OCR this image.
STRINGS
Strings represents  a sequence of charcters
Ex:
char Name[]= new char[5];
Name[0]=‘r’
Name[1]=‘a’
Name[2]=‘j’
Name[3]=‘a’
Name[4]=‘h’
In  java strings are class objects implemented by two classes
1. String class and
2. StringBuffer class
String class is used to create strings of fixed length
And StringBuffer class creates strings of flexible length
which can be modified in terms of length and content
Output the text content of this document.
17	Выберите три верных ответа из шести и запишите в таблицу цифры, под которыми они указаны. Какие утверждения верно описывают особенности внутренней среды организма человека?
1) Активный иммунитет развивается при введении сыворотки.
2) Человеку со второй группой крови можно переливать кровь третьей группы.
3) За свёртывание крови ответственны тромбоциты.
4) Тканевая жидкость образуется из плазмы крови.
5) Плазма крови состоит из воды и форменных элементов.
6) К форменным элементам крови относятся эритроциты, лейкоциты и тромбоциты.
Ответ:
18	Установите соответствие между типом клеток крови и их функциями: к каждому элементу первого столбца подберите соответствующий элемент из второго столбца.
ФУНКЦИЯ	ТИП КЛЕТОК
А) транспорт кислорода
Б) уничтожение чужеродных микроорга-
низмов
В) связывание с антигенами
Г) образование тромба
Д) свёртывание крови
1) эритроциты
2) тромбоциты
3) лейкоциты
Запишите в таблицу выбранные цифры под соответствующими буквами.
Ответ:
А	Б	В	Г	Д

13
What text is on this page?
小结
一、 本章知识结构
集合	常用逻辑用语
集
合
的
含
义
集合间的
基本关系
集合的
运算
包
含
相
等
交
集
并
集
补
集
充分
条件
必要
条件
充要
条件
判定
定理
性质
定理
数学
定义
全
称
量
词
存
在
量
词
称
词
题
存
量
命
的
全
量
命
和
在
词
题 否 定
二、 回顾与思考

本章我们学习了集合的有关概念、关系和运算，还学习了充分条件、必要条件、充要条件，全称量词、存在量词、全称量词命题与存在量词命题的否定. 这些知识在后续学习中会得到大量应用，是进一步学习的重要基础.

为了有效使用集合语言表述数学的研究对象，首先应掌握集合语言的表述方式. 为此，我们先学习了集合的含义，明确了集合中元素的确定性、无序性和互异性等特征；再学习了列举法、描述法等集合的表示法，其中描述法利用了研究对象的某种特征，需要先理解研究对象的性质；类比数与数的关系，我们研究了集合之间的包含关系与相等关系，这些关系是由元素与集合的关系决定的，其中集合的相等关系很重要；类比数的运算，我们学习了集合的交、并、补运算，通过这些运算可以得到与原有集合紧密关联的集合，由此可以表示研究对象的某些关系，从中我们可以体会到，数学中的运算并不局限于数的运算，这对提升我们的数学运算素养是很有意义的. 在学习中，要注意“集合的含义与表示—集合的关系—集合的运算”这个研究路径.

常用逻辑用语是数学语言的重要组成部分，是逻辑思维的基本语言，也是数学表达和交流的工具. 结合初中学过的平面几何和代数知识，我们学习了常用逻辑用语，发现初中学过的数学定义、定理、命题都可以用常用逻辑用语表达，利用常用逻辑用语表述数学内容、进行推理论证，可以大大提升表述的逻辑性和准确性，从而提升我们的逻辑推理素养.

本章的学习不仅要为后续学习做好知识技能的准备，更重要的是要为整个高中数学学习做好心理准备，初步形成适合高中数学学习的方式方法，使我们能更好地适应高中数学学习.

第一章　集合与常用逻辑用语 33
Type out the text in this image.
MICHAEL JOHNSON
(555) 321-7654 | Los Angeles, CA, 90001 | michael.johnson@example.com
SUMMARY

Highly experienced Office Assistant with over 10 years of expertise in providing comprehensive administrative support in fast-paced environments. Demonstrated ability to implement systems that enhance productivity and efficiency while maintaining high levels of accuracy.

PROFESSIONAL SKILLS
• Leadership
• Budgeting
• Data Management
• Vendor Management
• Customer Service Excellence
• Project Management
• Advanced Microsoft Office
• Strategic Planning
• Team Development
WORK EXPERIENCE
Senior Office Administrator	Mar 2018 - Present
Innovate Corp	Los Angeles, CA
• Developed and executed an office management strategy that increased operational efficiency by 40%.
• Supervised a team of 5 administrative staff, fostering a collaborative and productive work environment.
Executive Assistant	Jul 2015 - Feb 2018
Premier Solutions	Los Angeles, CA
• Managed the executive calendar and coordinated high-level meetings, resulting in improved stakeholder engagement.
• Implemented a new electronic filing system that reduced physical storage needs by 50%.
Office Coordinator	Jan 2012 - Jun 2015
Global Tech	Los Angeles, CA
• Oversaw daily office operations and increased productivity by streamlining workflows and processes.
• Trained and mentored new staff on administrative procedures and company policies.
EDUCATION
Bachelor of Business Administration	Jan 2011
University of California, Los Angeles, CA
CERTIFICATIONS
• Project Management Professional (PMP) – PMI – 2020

What you will do: Check each line of the entries for the string "this". Copy the lines that have it.

Correct answer:
OCR this image.
Output the text content of this document.
What text is on this page?
Type out the text in this image.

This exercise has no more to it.